Exclude the pictures, then repeat the remaining data exactly.

# # # # #

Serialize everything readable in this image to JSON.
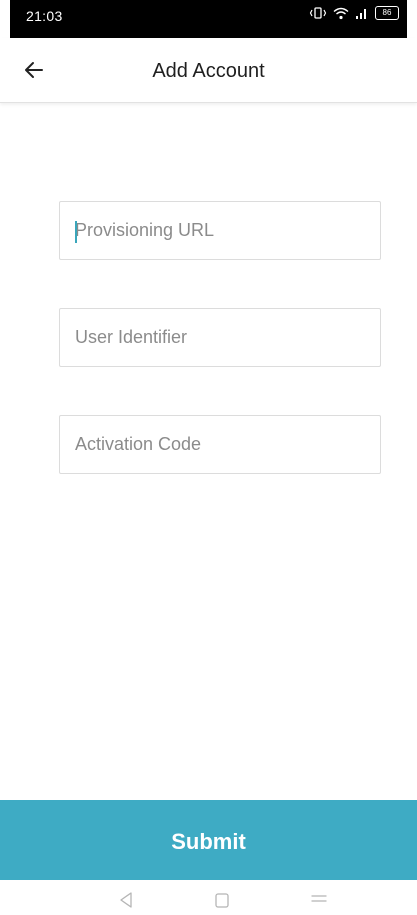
{
  "status_bar": {
    "time": "21:03",
    "battery": "86"
  },
  "header": {
    "title": "Add Account"
  },
  "form": {
    "provisioning_url": {
      "placeholder": "Provisioning URL",
      "value": ""
    },
    "user_identifier": {
      "placeholder": "User Identifier",
      "value": ""
    },
    "activation_code": {
      "placeholder": "Activation Code",
      "value": ""
    }
  },
  "submit": {
    "label": "Submit"
  },
  "colors": {
    "accent": "#3eabc4",
    "caret": "#3aa6bb",
    "placeholder": "#8b8b8b"
  },
  "icons": {
    "back": "arrow-left-icon",
    "nav_back": "triangle-back-icon",
    "nav_home": "square-home-icon",
    "nav_menu": "menu-lines-icon"
  }
}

# # # # #

SOLUTION TO THE PROBLEM →
Serialize everything readable in this image to JSON.
{
  "status_bar": {
    "time": "21:03",
    "battery": "86"
  },
  "header": {
    "title": "Add Account"
  },
  "form": {
    "provisioning_url": {
      "placeholder": "Provisioning URL",
      "value": ""
    },
    "user_identifier": {
      "placeholder": "User Identifier",
      "value": ""
    },
    "activation_code": {
      "placeholder": "Activation Code",
      "value": ""
    }
  },
  "submit": {
    "label": "Submit"
  },
  "colors": {
    "accent": "#3eabc4",
    "caret": "#3aa6bb",
    "placeholder": "#8b8b8b"
  },
  "icons": {
    "back": "arrow-left-icon",
    "nav_back": "triangle-back-icon",
    "nav_home": "square-home-icon",
    "nav_menu": "menu-lines-icon"
  }
}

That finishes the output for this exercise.